Exercise description:
Copy each line below that contains "Aripiprazole".

Records for this exercise:

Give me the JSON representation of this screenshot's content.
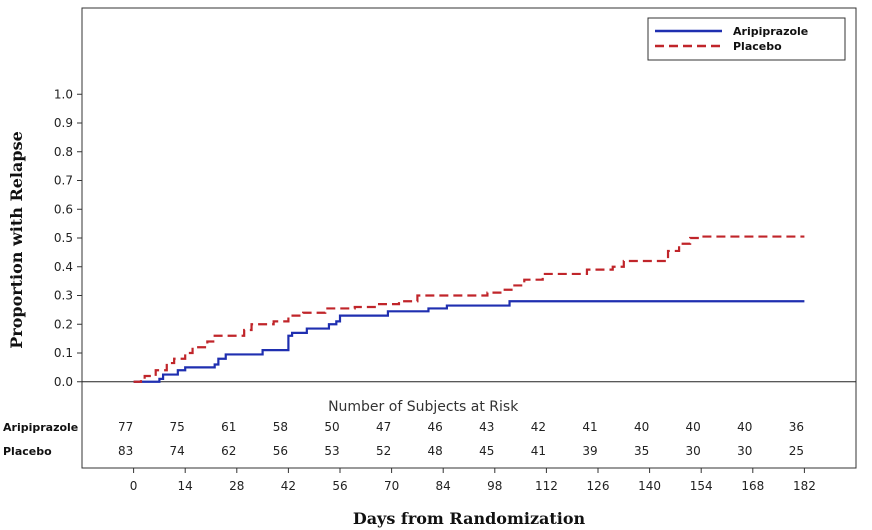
{
  "chart_data": {
    "type": "line",
    "subtype": "step",
    "xlabel": "Days from Randomization",
    "ylabel": "Proportion with Relapse",
    "xlim": [
      -14,
      196
    ],
    "ylim": [
      -0.3,
      1.3
    ],
    "xticks": [
      0,
      14,
      28,
      42,
      56,
      70,
      84,
      98,
      112,
      126,
      140,
      154,
      168,
      182
    ],
    "yticks": [
      "0.0",
      "0.1",
      "0.2",
      "0.3",
      "0.4",
      "0.5",
      "0.6",
      "0.7",
      "0.8",
      "0.9",
      "1.0"
    ],
    "legend_position": "top-right",
    "series": [
      {
        "name": "Aripiprazole",
        "color": "#1f2fb0",
        "style": "solid",
        "points": [
          [
            0,
            0.0
          ],
          [
            6,
            0.0
          ],
          [
            7,
            0.01
          ],
          [
            8,
            0.025
          ],
          [
            12,
            0.04
          ],
          [
            14,
            0.05
          ],
          [
            22,
            0.06
          ],
          [
            23,
            0.08
          ],
          [
            25,
            0.095
          ],
          [
            35,
            0.11
          ],
          [
            42,
            0.16
          ],
          [
            43,
            0.17
          ],
          [
            47,
            0.185
          ],
          [
            53,
            0.2
          ],
          [
            55,
            0.21
          ],
          [
            56,
            0.23
          ],
          [
            69,
            0.245
          ],
          [
            80,
            0.255
          ],
          [
            85,
            0.265
          ],
          [
            102,
            0.28
          ],
          [
            182,
            0.28
          ]
        ]
      },
      {
        "name": "Placebo",
        "color": "#c0252a",
        "style": "dashed",
        "points": [
          [
            0,
            0.0
          ],
          [
            2,
            0.01
          ],
          [
            3,
            0.02
          ],
          [
            6,
            0.04
          ],
          [
            9,
            0.065
          ],
          [
            11,
            0.08
          ],
          [
            14,
            0.1
          ],
          [
            16,
            0.12
          ],
          [
            20,
            0.14
          ],
          [
            22,
            0.16
          ],
          [
            30,
            0.18
          ],
          [
            32,
            0.2
          ],
          [
            38,
            0.21
          ],
          [
            42,
            0.23
          ],
          [
            46,
            0.24
          ],
          [
            52,
            0.255
          ],
          [
            60,
            0.26
          ],
          [
            66,
            0.27
          ],
          [
            72,
            0.28
          ],
          [
            77,
            0.3
          ],
          [
            96,
            0.31
          ],
          [
            100,
            0.32
          ],
          [
            103,
            0.335
          ],
          [
            106,
            0.355
          ],
          [
            111,
            0.375
          ],
          [
            120,
            0.375
          ],
          [
            123,
            0.39
          ],
          [
            130,
            0.4
          ],
          [
            133,
            0.42
          ],
          [
            141,
            0.42
          ],
          [
            145,
            0.455
          ],
          [
            148,
            0.48
          ],
          [
            151,
            0.5
          ],
          [
            154,
            0.505
          ],
          [
            182,
            0.505
          ]
        ]
      }
    ],
    "risk_table": {
      "title": "Number of Subjects at Risk",
      "timepoints": [
        0,
        14,
        28,
        42,
        56,
        70,
        84,
        98,
        112,
        126,
        140,
        154,
        168,
        182
      ],
      "rows": [
        {
          "name": "Aripiprazole",
          "counts": [
            "77",
            "75",
            "61",
            "58",
            "50",
            "47",
            "46",
            "43",
            "42",
            "41",
            "40",
            "40",
            "40",
            "36"
          ]
        },
        {
          "name": "Placebo",
          "counts": [
            "83",
            "74",
            "62",
            "56",
            "53",
            "52",
            "48",
            "45",
            "41",
            "39",
            "35",
            "30",
            "30",
            "25"
          ]
        }
      ]
    }
  }
}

Response:
        "name": "Aripiprazole",
          "name": "Aripiprazole",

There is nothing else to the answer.